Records
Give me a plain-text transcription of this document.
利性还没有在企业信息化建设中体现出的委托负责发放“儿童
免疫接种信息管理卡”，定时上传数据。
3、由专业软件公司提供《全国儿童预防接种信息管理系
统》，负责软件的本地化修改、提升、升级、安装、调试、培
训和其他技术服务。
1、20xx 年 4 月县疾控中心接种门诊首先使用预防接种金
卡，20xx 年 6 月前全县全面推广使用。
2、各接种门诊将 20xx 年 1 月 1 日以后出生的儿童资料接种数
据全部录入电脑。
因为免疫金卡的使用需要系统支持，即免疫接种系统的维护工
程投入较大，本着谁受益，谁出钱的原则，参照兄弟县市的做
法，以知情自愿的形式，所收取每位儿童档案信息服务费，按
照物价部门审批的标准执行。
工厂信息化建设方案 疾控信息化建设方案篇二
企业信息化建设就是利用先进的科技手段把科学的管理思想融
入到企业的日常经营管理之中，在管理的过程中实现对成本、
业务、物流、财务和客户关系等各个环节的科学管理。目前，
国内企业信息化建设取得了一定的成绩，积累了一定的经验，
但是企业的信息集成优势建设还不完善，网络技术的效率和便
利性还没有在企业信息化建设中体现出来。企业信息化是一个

...

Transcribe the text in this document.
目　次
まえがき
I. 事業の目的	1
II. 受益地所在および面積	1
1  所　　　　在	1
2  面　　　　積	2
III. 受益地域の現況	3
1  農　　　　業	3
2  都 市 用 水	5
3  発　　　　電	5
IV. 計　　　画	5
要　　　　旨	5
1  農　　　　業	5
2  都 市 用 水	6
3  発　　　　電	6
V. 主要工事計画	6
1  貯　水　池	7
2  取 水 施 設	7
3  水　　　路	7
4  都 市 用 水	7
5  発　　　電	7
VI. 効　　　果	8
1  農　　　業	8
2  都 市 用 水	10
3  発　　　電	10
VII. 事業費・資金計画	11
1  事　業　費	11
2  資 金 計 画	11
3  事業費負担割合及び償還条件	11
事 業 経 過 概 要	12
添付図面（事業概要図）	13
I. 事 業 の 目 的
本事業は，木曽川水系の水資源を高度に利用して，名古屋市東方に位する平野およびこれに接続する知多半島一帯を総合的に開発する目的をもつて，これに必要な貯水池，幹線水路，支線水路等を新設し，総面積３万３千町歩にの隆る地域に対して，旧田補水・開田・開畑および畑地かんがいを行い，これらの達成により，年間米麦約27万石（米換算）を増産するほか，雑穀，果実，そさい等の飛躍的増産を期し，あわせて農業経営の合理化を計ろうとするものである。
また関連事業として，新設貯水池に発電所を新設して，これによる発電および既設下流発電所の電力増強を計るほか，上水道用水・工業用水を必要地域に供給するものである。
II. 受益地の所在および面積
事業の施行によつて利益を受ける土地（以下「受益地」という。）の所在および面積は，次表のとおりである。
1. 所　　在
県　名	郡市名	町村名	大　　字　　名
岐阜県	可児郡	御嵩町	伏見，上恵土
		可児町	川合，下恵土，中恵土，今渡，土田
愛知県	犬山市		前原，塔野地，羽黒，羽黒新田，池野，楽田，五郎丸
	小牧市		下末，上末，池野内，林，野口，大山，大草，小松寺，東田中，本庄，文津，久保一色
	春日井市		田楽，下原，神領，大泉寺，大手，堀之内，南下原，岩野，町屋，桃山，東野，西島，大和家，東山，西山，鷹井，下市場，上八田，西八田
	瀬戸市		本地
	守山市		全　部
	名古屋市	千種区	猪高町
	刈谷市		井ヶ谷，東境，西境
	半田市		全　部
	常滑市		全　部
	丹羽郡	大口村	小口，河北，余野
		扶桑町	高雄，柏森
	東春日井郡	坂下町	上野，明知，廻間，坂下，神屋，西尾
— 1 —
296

**EXERCISE GOAL:**
Show every line from the entries above in which "text" appears.

**RESULT OF THIS TASK:**
Give me a plain-text transcription of this document.
Transcribe the text in this document.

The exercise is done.